EXERCISE DESCRIPTION =
Reproduce the entire listing word for word.

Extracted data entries
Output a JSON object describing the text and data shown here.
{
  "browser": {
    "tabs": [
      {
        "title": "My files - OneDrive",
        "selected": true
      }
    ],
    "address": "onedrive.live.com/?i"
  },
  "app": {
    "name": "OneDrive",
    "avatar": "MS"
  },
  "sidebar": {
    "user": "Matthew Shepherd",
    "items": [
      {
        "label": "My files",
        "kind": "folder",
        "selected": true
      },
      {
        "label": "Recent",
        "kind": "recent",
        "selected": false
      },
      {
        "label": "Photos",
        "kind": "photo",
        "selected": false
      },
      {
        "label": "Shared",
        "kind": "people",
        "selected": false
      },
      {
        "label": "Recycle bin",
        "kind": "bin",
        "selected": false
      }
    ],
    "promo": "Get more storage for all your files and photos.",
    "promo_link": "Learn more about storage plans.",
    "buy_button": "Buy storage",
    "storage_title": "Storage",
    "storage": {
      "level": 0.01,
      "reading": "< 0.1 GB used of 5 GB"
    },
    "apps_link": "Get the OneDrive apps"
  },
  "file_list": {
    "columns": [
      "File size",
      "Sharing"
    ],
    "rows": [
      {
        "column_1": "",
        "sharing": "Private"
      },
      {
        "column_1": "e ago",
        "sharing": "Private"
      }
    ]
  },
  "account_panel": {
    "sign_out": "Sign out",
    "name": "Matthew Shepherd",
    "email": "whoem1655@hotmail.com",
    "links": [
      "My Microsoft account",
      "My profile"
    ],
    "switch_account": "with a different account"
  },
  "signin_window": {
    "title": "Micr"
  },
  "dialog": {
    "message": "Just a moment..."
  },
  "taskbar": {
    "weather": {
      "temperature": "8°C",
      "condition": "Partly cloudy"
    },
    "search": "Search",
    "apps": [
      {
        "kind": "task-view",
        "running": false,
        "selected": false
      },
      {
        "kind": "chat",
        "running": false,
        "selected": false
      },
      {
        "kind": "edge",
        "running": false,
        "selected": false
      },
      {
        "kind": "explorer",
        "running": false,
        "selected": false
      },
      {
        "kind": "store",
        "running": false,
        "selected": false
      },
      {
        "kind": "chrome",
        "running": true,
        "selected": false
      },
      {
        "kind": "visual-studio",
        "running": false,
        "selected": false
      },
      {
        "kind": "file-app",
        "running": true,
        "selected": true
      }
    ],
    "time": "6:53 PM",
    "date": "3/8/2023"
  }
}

PROBLEM SOLUTION =
Output a JSON object describing the text and data shown here.
{
  "browser": {
    "tabs": [
      {
        "title": "My files - OneDrive",
        "selected": true
      }
    ],
    "address": "onedrive.live.com/?i"
  },
  "app": {
    "name": "OneDrive",
    "avatar": "MS"
  },
  "sidebar": {
    "user": "Matthew Shepherd",
    "items": [
      {
        "label": "My files",
        "kind": "folder",
        "selected": true
      },
      {
        "label": "Recent",
        "kind": "recent",
        "selected": false
      },
      {
        "label": "Photos",
        "kind": "photo",
        "selected": false
      },
      {
        "label": "Shared",
        "kind": "people",
        "selected": false
      },
      {
        "label": "Recycle bin",
        "kind": "bin",
        "selected": false
      }
    ],
    "promo": "Get more storage for all your files and photos.",
    "promo_link": "Learn more about storage plans.",
    "buy_button": "Buy storage",
    "storage_title": "Storage",
    "storage": {
      "level": 0.01,
      "reading": "< 0.1 GB used of 5 GB"
    },
    "apps_link": "Get the OneDrive apps"
  },
  "file_list": {
    "columns": [
      "File size",
      "Sharing"
    ],
    "rows": [
      {
        "column_1": "",
        "sharing": "Private"
      },
      {
        "column_1": "e ago",
        "sharing": "Private"
      }
    ]
  },
  "account_panel": {
    "sign_out": "Sign out",
    "name": "Matthew Shepherd",
    "email": "whoem1655@hotmail.com",
    "links": [
      "My Microsoft account",
      "My profile"
    ],
    "switch_account": "with a different account"
  },
  "signin_window": {
    "title": "Micr"
  },
  "dialog": {
    "message": "Just a moment..."
  },
  "taskbar": {
    "weather": {
      "temperature": "8°C",
      "condition": "Partly cloudy"
    },
    "search": "Search",
    "apps": [
      {
        "kind": "task-view",
        "running": false,
        "selected": false
      },
      {
        "kind": "chat",
        "running": false,
        "selected": false
      },
      {
        "kind": "edge",
        "running": false,
        "selected": false
      },
      {
        "kind": "explorer",
        "running": false,
        "selected": false
      },
      {
        "kind": "store",
        "running": false,
        "selected": false
      },
      {
        "kind": "chrome",
        "running": true,
        "selected": false
      },
      {
        "kind": "visual-studio",
        "running": false,
        "selected": false
      },
      {
        "kind": "file-app",
        "running": true,
        "selected": true
      }
    ],
    "time": "6:53 PM",
    "date": "3/8/2023"
  }
}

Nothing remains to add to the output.